------ Trecho selecionado

A ATA NOTARIAL NA PRÁTICA

Felipe Leonardo Rodrigues

A situação fática materializa-se por meio de instrumentos ou documentos, um deles, a ata notarial.

O fato jurídico[1] em sentido estrito é o evento que sucede no mundo exterior amparado pela ordem jurídica, sem que, para sua formação, concorra a vontade do homem.

Quanto ao ato jurídico[2], contudo, a vontade humana delineia-se, vontade essa reconhecida pela ordem jurídica.

Veja que para a ata notarial, o fato jurídico é exceção, já que o Tabelião quase sempre não se encontra quando ele efetivamente ocorre. São exemplos de fatos jurídicos: o nascimento, a maioridade, a morte, o decurso do tempo, ser incapaz, entre outros.

Por outro lado, o ato jurídico depara-se diuturnamente nas atas notariais, já que a maioria das constatações de algum modo o objeto provém de atos humanos.

O ato, para ser jurídico, necessita produzir efeitos. Esses efeitos, contudo, não significam mera alteração da realidade fática. Eles vão além, modificando a realidade fática e jurídica.

Para alterar a primeira, basta a mera vontade humana. Mas, para alterar a ordem jurídica, faz-se necessário que o ordenamento admita o fato, valore-o, confira-lhe efeitos, repute-o, em suma, eficaz.

Para a ata notarial importa o ato-fato jurídico não negociável, contrário da escritura pública, que se consubstancia pela manifestação da vontade livre, reta e honesta, cuja base procede da alma.

Adentrando no tema de fundo, referido ato-fato pode estar numa plataforma física (palpável) ou sob bit[3], p.ex., a internet[4] (impalpável). Geralmente esse ato-fato está em forma de dados ou informações sob a roupagem de arquivos, vídeos, sons, imagens, ou qualquer outro tipo de mídia, que invariavelmente gera repercussões na esfera jurídica.

Quando essa informação, de alguma forma, viola direito e causa dano a outrem, ainda que exclusivamente moral, comete ato ilícito[5] e para pré-constituir prova dele, é necessário ser trasladado fielmente do suporte eletrônico para o físico, corporificado em um instrumento robusto, a ata notarial.

A simples impressão do conteúdo eletrônico não gera força probatória bastante, que invariavelmente precisa ser corroborado por outros meios documentais.

A ata notarial protege e autentica com fé pública notarial[6] a informação de tal forma que só pode ser elidida por meio do remédio próprio, o incidente de falsidade[7], colaborando com o Poder Judiciário (e com a parte) para o descobrimento da verdade[8].

------------
------ Dados fornecidos

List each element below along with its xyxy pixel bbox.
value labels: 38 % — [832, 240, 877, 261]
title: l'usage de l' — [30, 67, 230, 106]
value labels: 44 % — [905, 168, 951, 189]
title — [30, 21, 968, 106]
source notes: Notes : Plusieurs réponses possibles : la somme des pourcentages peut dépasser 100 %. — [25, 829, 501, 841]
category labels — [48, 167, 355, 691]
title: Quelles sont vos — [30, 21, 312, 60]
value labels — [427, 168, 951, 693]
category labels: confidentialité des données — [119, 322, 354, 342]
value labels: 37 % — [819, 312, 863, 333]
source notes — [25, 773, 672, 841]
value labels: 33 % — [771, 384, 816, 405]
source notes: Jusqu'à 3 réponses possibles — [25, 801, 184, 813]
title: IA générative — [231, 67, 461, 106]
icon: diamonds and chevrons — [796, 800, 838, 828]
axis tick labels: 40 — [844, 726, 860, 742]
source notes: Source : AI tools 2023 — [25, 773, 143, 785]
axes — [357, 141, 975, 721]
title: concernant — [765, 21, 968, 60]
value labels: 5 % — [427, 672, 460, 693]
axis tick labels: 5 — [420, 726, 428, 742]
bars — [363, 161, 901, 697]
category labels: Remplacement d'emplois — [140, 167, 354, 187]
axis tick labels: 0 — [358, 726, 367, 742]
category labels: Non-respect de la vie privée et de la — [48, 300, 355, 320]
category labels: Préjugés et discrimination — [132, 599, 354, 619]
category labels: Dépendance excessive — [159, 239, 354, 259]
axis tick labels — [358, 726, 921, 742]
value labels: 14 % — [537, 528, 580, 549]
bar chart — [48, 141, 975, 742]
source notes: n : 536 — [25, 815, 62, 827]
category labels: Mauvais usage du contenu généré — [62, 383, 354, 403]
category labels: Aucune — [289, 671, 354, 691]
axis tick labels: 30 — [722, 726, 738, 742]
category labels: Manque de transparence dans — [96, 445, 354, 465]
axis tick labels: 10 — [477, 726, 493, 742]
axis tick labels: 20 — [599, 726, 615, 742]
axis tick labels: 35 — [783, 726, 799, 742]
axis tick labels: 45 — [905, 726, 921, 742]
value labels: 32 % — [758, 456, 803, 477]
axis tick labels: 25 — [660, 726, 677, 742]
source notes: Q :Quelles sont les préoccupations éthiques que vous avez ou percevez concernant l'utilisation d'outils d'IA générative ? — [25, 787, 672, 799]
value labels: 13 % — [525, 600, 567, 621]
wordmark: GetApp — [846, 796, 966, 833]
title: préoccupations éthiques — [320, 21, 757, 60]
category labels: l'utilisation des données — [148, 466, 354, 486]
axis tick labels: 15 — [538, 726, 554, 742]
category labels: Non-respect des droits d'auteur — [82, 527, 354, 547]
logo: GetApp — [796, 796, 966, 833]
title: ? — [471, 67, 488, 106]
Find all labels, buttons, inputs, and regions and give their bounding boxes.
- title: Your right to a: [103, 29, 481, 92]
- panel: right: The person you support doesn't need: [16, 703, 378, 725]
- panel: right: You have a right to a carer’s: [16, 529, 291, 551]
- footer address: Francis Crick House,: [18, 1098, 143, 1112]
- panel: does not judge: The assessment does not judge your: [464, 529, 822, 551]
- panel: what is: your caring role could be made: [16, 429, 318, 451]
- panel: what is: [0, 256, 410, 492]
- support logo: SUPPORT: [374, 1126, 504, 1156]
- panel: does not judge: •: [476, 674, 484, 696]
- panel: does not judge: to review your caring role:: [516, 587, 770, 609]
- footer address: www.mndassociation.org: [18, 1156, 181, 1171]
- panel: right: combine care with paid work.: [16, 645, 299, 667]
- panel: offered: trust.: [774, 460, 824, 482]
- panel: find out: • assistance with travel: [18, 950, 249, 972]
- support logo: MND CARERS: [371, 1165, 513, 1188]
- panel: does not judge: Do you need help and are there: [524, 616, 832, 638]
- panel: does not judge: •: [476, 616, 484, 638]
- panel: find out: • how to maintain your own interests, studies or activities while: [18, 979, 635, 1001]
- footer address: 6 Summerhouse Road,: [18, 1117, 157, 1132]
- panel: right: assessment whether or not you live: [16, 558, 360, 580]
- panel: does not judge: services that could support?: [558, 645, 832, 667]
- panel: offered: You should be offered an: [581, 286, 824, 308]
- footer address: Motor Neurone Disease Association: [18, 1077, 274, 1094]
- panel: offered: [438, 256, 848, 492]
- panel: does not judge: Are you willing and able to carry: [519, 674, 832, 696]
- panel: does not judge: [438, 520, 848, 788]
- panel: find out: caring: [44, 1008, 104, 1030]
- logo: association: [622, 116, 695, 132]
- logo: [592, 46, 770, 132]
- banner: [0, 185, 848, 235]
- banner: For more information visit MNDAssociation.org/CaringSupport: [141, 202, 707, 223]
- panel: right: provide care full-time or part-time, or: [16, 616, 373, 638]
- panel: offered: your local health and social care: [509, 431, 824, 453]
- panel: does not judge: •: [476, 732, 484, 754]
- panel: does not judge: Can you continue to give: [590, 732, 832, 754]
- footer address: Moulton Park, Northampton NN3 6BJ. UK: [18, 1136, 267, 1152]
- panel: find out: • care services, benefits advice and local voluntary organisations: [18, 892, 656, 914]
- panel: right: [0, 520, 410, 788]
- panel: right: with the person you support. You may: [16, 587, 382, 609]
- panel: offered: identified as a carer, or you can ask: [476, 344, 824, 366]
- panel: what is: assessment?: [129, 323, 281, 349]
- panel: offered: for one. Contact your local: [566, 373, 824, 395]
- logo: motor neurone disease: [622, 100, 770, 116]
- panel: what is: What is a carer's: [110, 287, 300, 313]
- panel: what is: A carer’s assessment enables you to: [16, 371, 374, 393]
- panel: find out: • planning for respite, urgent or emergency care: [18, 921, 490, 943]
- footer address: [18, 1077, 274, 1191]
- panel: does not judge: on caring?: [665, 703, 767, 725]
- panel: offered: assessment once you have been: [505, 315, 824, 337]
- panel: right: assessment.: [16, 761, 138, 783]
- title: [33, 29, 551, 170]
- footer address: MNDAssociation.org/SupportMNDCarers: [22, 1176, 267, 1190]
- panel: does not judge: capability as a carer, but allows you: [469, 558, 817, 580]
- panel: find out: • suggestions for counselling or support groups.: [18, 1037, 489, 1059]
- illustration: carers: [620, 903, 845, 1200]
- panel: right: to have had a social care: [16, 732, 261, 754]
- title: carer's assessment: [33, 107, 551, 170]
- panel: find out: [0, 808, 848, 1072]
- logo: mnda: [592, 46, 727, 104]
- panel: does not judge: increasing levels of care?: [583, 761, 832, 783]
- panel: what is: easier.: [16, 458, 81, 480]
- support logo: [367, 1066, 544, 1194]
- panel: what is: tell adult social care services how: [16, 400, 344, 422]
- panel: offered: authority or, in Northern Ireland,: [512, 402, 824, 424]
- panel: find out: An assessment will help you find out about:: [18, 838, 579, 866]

------------

Atividades propostas:
1. Redigite, no texto sobre a ata notarial, tudo o que vai de "Quando essa informação, de" até "descobrimento da verdade[8].".
2. Indique se cada afirmação concorda com o texto sobre a ata notarial, respondendo sim ou não e citando literalmente as palavras do texto que decidem a questão. (a) O fato jurídico em sentido estrito se forma sem o concurso da vontade humana. (b) A simples impressão do conteúdo eletrônico tem força probatória suficiente. (c) Nas atas notariais, o ato jurídico é a exceção.
3. Dê sequência ao texto sobre a ata notarial a partir da última frase apresentada.
A listagem provém de uma fonte diferente da do texto sobre a ata notarial.

Respostas das atividades:
1.
Quando essa informação, de alguma forma, viola direito e causa dano a outrem, ainda que exclusivamente moral, comete ato ilícito[5] e para pré-constituir prova dele, é necessário ser trasladado fielmente do suporte eletrônico para o físico, corporificado em um instrumento robusto, a ata notarial.

A simples impressão do conteúdo eletrônico não gera força probatória bastante, que invariavelmente precisa ser corroborado por outros meios documentais.

A ata notarial protege e autentica com fé pública notarial[6] a informação de tal forma que só pode ser elidida por meio do remédio próprio, o incidente de falsidade[7], colaborando com o Poder Judiciário (e com a parte) para o descobrimento da verdade[8].

2.
(a) Sim: "sem que, para sua formação, concorra a vontade do homem".
(b) Não: "A simples impressão do conteúdo eletrônico não gera força probatória bastante".
(c) Não: "para a ata notarial, o fato jurídico é exceção" e "o ato jurídico depara-se diuturnamente nas atas notariais".

3.
A ata notarial como dissemos alhures, é dotada de fé pública notarial, ou seja, em seu favor milita a presunção legal de veracidade[9], sendo um poderoso documento probatório a serviço da cidadania e da justiça.

Passamos para ata notarial em si, mencionando alguns princípios próprios. Para o notarialista Bardallo, os princípios fundamentais da técnica notarial são os seguintes: conhecimento, legalidade, representação, conservação, autenticidade, segurança, economia, experiência e experimentação[10].

O conhecimento é apreensão e análise do ato-fato com adequação. A legalidade implica no estudo do caso a luz das leis e normas aplicáveis. A representação indica a capacidade de converter o ato-fato configurado, almejando os efeitos pretendidos mediante a palavra (representação indireta) ou mediante complementos como imagens ou fotografias, áudio, som, vídeo (representação direta). A conservação busca a materialização que se traduz na própria ata. A autenticidade se traduz na própria essência da ata notarial, compreende não só a autoria, mas a credibilidade da constatação. A segurança implica na adoção de soluções que ofereçam garantias, p.ex. o certificado digital. A economia implica em eliminar a atuação prescindível e buscar soluções menos gravosas ao solicitante. A experiência transpõe num atuar de acordo com as formas tradicionais e comprovadamente eficazes, mas sem deixar de utilizar-se da experimentação, buscando e utilizando novas soluções.

Mencionado esses princípios basilares, passamos agora a indicar algumas dicas de alguns casos práticos:

Constatação de diálogo telefônico (em sistema de viva-voz):[11]

1.1. O solicitante informa ao Tabelião o número telefônico a ser chamado.

1.2. O solicitante, sob apreensão e análise do Tabelião, digita o número almejado por meio de aparelho telefônico que possua ferramenta viva-voz.

1.3. Atendida a chamada, o Tabelião simultaneamente ouve e grava o diálogo presenciado e oportunamente transcreve fielmente para a ata notarial.

1.4. A pedido do solicitante o arquivo eletrônico no qual se encontra o diálogo pode ser entregue juntamente com a ata em papel, assim, facilitando eventual momento pericial.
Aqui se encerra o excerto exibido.